Theorem 1. If a certain vector $\psi$ belonging to the interior of a non-negative r-dimensional polyhedral cone created by vectors $\left\{C_i={\left\{c_{ki}\right\}}_{k=1}^n,i=\overline{1,l}\right\}$, is such that there exists a subset of r linearly independent vectors of the set of vectors $\left\{C_i,i=\overline{1,l}\right\}$, such that the vector $\psi$ belongs to the interior of the cone created by this subset of vectors, then there exist $l-r+1$ linearly independent non-negative solutions $z_i$ to the set of Equation (13) such that the set of strictly positive solutions to the set of Equation (13) is given by the formula

$y={\displaystyle \underset{i=r}{\overset{l}{\sum }}}{\gamma }_i{z}_i,$ (14)

----------------

## INSTRUCTION 1
In the records, rewrite the lines starting at the one containing "- points-received: [78, 156, 578, 177]" and ending at the one containing "228, 536, 245]" as a numbered list, leaving out any blank lines.
The text and the records are unrelated material.

## RECORD EXTRACTS
----------------

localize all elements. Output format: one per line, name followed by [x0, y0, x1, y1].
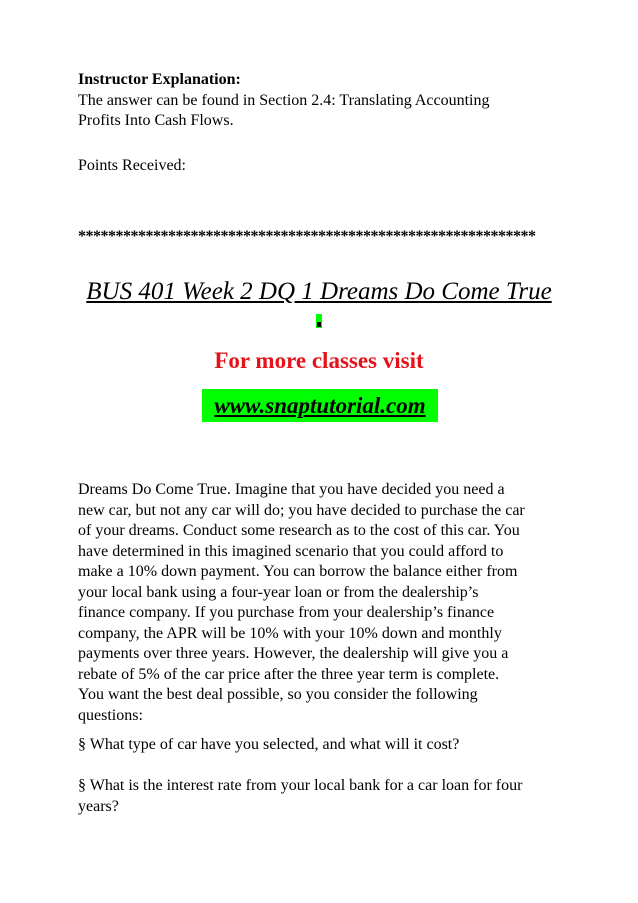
- points-received: [78, 156, 578, 177]
- paragraph-line: your local bank using a four-year loan or from the dealership’s: [78, 583, 479, 601]
- instructor-explanation: [78, 70, 578, 132]
- body-paragraph: [78, 480, 525, 726]
- paragraph-line: of your dreams. Conduct some research as to the cost of this car. You: [78, 522, 520, 539]
- instructor-line: The answer can be found in Section 2.4: Translating Accounting: [78, 91, 490, 109]
- course-heading-link[interactable]: BUS 401 Week 2 DQ 1 Dreams Do Come True: [86, 278, 552, 305]
- promo-visit-text: For more classes visit: [214, 348, 424, 373]
- question-item: [78, 776, 522, 817]
- paragraph-line: Dreams Do Come True. Imagine that you have decided you need a: [78, 481, 505, 498]
- paragraph-line: have determined in this imagined scenario that you could afford to: [78, 542, 504, 560]
- heading-period: [317, 322, 321, 327]
- question-line: § What is the interest rate from your local bank for a car loan for four: [78, 777, 523, 794]
- course-heading[interactable]: [0, 276, 638, 308]
- paragraph-line: rebate of 5% of the car price after the three year term is complete.: [78, 665, 500, 683]
- question-item: [78, 735, 459, 756]
- paragraph-line: make a 10% down payment. You can borrow the balance either from: [78, 563, 518, 580]
- paragraph-line: company, the APR will be 10% with your 10% down and monthly: [78, 624, 502, 642]
- points-label: Points Received:: [78, 157, 186, 174]
- paragraph-line: finance company. If you purchase from your dealership’s finance: [78, 604, 495, 621]
- instructor-title: Instructor Explanation:: [78, 71, 241, 88]
- paragraph-line: payments over three years. However, the dealership will give you a: [78, 645, 509, 662]
- promo-url-link[interactable]: www.snaptutorial.com: [202, 389, 438, 422]
- asterisk-divider: *************************************************************: [78, 228, 536, 245]
- paragraph-line: You want the best deal possible, so you consider the following: [78, 686, 478, 703]
- question-line: § What type of car have you selected, and what will it cost?: [78, 736, 460, 753]
- instructor-line: Profits Into Cash Flows.: [78, 112, 234, 129]
- question-line: years?: [78, 797, 119, 815]
- paragraph-line: new car, but not any car will do; you have decided to purchase the car: [78, 501, 525, 519]
- paragraph-line: questions:: [78, 706, 143, 724]
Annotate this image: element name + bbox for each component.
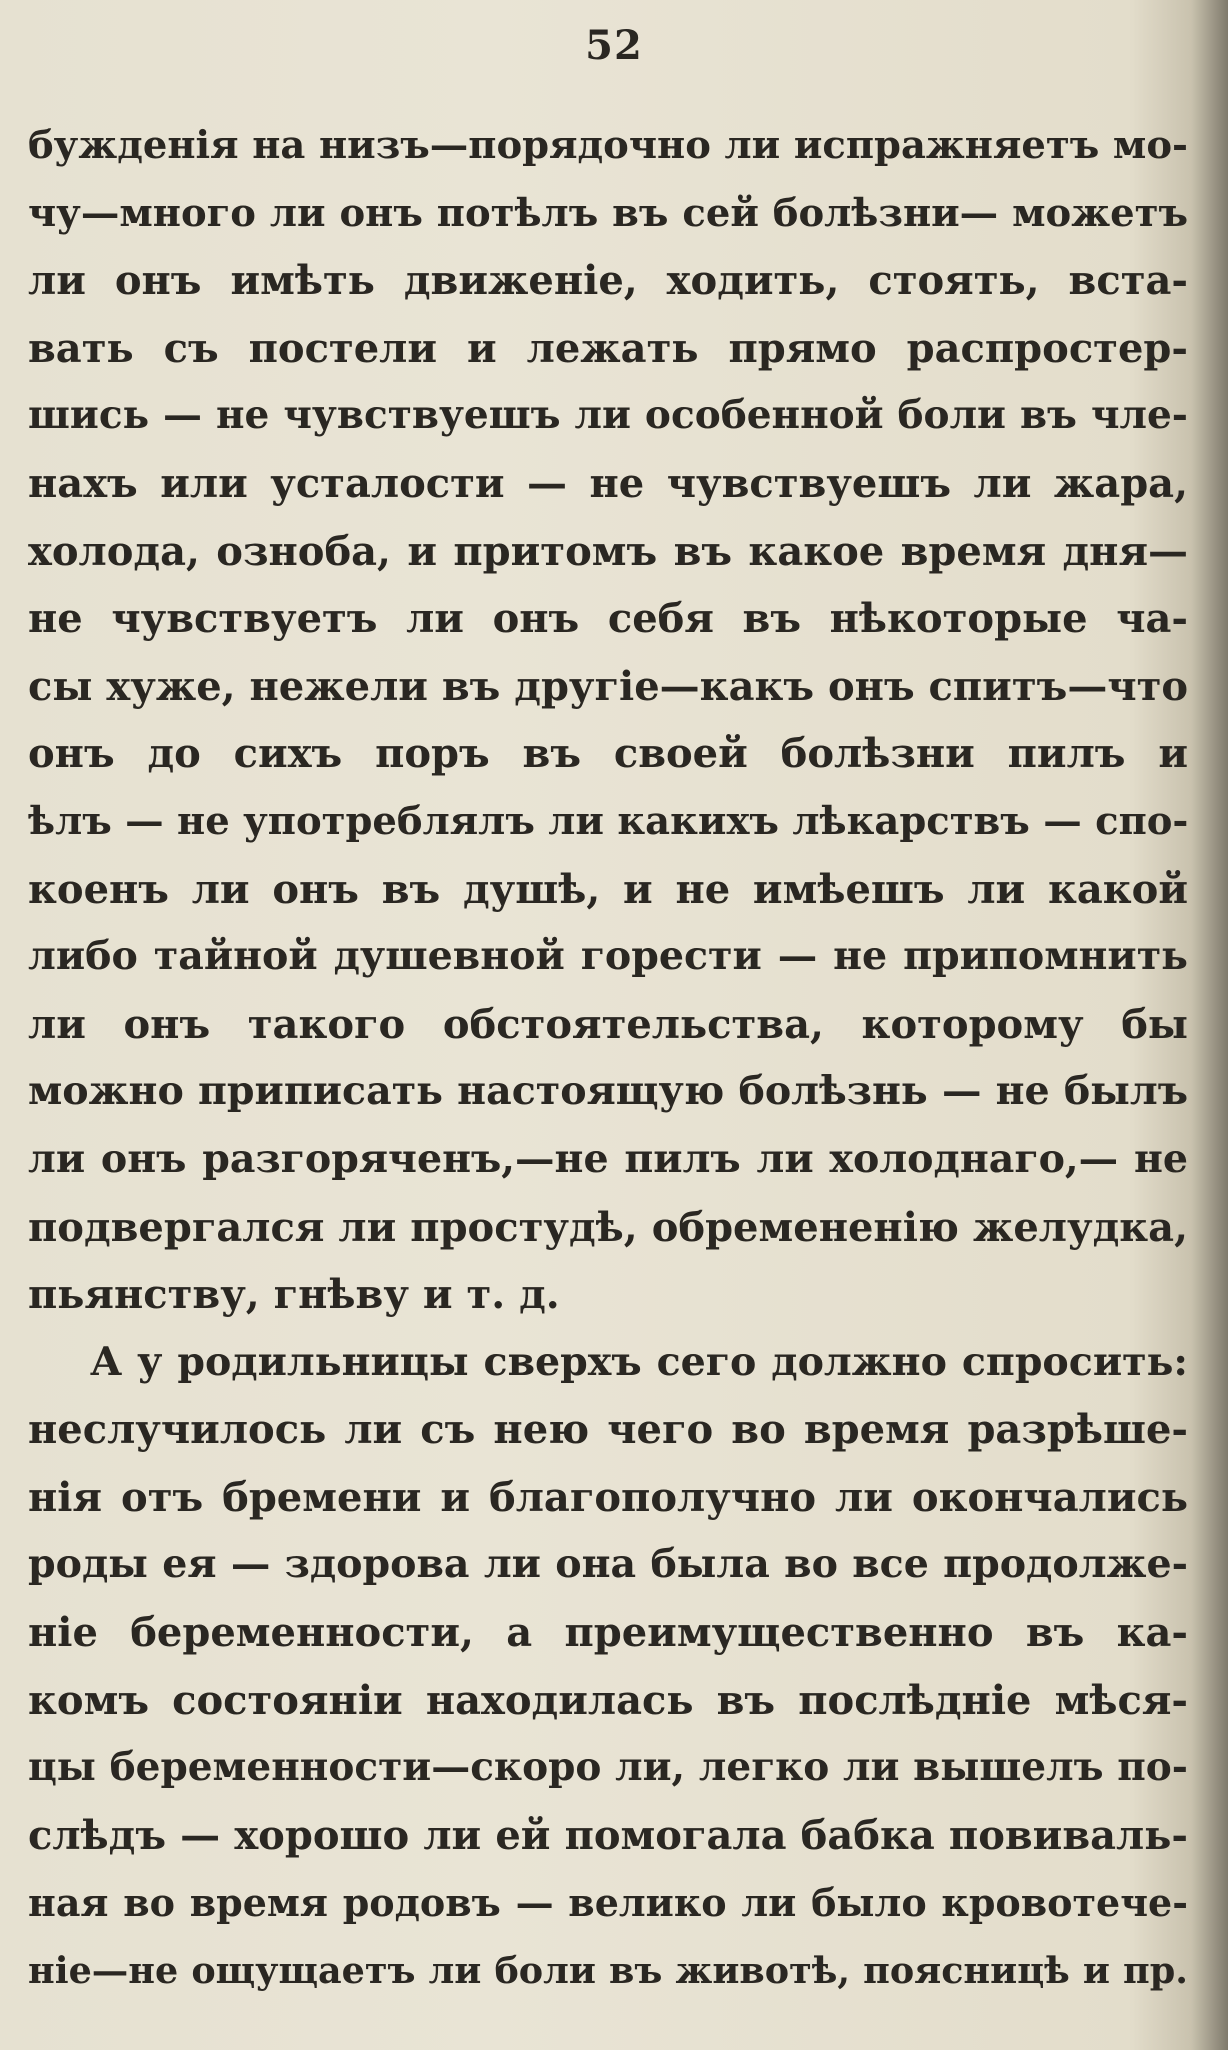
paragraph-2 (28, 1329, 1188, 2005)
text-line: вать съ постели и лежать прямо распростер- (28, 324, 1188, 372)
text-line: неслучилось ли съ нею чего во время разрѣше- (28, 1406, 1188, 1454)
text-line: ная во время родовъ — велико ли было кровотече- (28, 1880, 1188, 1926)
page-number: 52 (585, 22, 643, 69)
text-line: не чувствуетъ ли онъ себя въ нѣкоторые ча- (28, 595, 1188, 643)
paragraph-1 (28, 112, 1188, 1329)
text-line: пьянству, гнѣву и т. д. (28, 1271, 560, 1319)
text-line: можно приписать настоящую болѣзнь — не былъ (28, 1068, 1188, 1115)
text-line: ѣлъ — не употреблялъ ли какихъ лѣкарствъ — спо- (28, 798, 1189, 844)
text-line: ніе—не ощущаетъ ли боли въ животѣ, поясницѣ и пр. (28, 1949, 1188, 1993)
text-line: ли онъ такого обстоятельства, которому бы (28, 1000, 1188, 1048)
text-line: подвергался ли простудѣ, обремененію желудка, (28, 1203, 1188, 1251)
text-line: нія отъ бремени и благополучно ли окончались (28, 1473, 1188, 1521)
text-line: роды ея — здорова ли она была во все продолже- (28, 1541, 1188, 1588)
text-line: нахъ или усталости — не чувствуешъ ли жара, (28, 459, 1188, 507)
text-line: коенъ ли онъ въ душѣ, и не имѣешъ ли какой (28, 865, 1188, 913)
text-line: слѣдъ — хорошо ли ей помогала бабка повиваль- (28, 1811, 1188, 1859)
text-line: ли онъ имѣть движеніе, ходить, стоять, вста- (28, 257, 1188, 305)
text-line: цы беременности—скоро ли, легко ли вышелъ по- (28, 1744, 1188, 1791)
text-line: либо тайной душевной горести — не припомнить (28, 933, 1188, 980)
text-line: ли онъ разгоряченъ,—не пилъ ли холоднаго,— не (28, 1135, 1188, 1182)
text-line: ніе беременности, а преимущественно въ ка- (28, 1609, 1188, 1657)
text-line: чу—много ли онъ потѣлъ въ сей болѣзни— можетъ (28, 190, 1188, 236)
text-line: бужденія на низъ—порядочно ли испражняетъ мо- (28, 123, 1188, 168)
text-line: холода, озноба, и притомъ въ какое время дня— (28, 527, 1188, 575)
text-line: шись — не чувствуешъ ли особенной боли въ чле- (28, 392, 1188, 439)
text-line: сы хуже, нежели въ другіе—какъ онъ спитъ—что (28, 662, 1189, 710)
text-line: А у родильницы сверхъ сего должно спросить: (90, 1338, 1188, 1385)
text-line: онъ до сихъ поръ въ своей болѣзни пилъ и (28, 730, 1188, 778)
page-text (28, 112, 1188, 2005)
text-line: комъ состояніи находилась въ послѣдніе мѣся- (28, 1676, 1188, 1724)
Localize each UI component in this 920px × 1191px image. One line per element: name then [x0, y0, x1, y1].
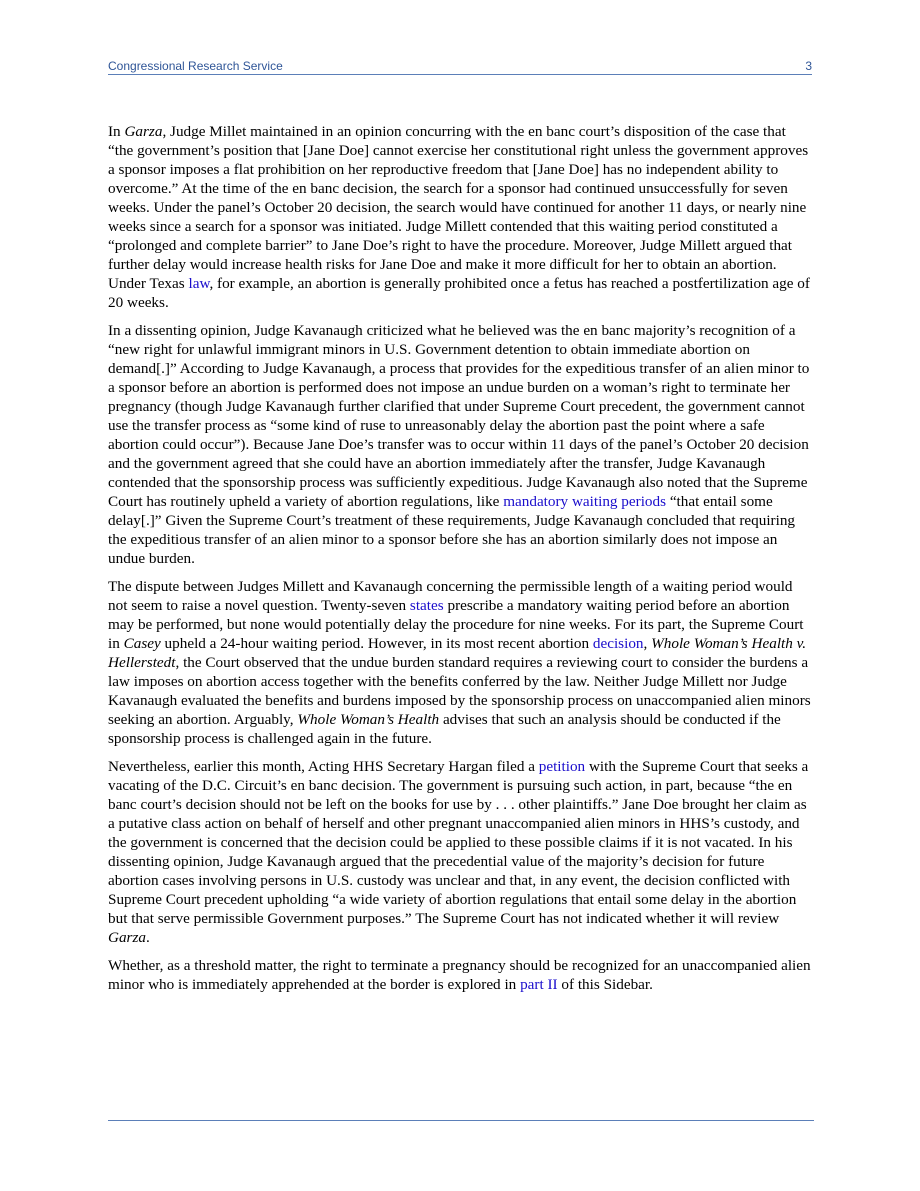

----------------

## INSTRUCTION 2
Do these statements agree with the theorem excerpt? (a) The solutions $z_i$ are described as linearly independent and non-negative. (b) The cone is described as three-dimensional. (c) The theorem calls for a subset of r linearly dependent vectors.

## EXERCISE ANSWER 1
1. - points-received: [78, 156, 578, 177]
2. - paragraph-line: your local bank using a four-year loan or from the dealership’s: [78, 583, 479, 601]
3. - instructor-explanation: [78, 70, 578, 132]
4. - body-paragraph: [78, 480, 525, 726]
5. - paragraph-line: of your dreams. Conduct some research as to the cost of this car. You: [78, 522, 520, 539]
6. - instructor-line: The answer can be found in Section 2.4: Translating Accounting: [78, 91, 490, 109]
7. - course-heading-link[interactable]: BUS 401 Week 2 DQ 1 Dreams Do Come True: [86, 278, 552, 305]
8. - promo-visit-text: For more classes visit: [214, 348, 424, 373]
9. - question-item: [78, 776, 522, 817]
10. - paragraph-line: Dreams Do Come True. Imagine that you have decided you need a: [78, 481, 505, 498]
11. - paragraph-line: have determined in this imagined scenario that you could afford to: [78, 542, 504, 560]
12. - heading-period: [317, 322, 321, 327]
13. - question-line: § What is the interest rate from your local bank for a car loan for four: [78, 777, 523, 794]
14. - course-heading[interactable]: [0, 276, 638, 308]
15. - paragraph-line: rebate of 5% of the car price after the three year term is complete.: [78, 665, 500, 683]
16. - question-item: [78, 735, 459, 756]
17. - paragraph-line: make a 10% down payment. You can borrow the balance either from: [78, 563, 518, 580]
18. - paragraph-line: company, the APR will be 10% with your 10% down and monthly: [78, 624, 502, 642]
19. - points-label: Points Received:: [78, 157, 186, 174]
20. - paragraph-line: finance company. If you purchase from your dealership’s finance: [78, 604, 495, 621]
21. - instructor-title: Instructor Explanation:: [78, 71, 241, 88]
22. - paragraph-line: payments over three years. However, the dealership will give you a: [78, 645, 509, 662]
23. - promo-url-link[interactable]: www.snaptutorial.com: [202, 389, 438, 422]
24. - asterisk-divider: *************************************************************: [78, 228, 536, 245]

## EXERCISE ANSWER 2
(a) Yes: "there exist $l-r+1$ linearly independent non-negative solutions $z_i$"
(b) No: "a non-negative r-dimensional polyhedral cone"
(c) No: "a subset of r linearly independent vectors"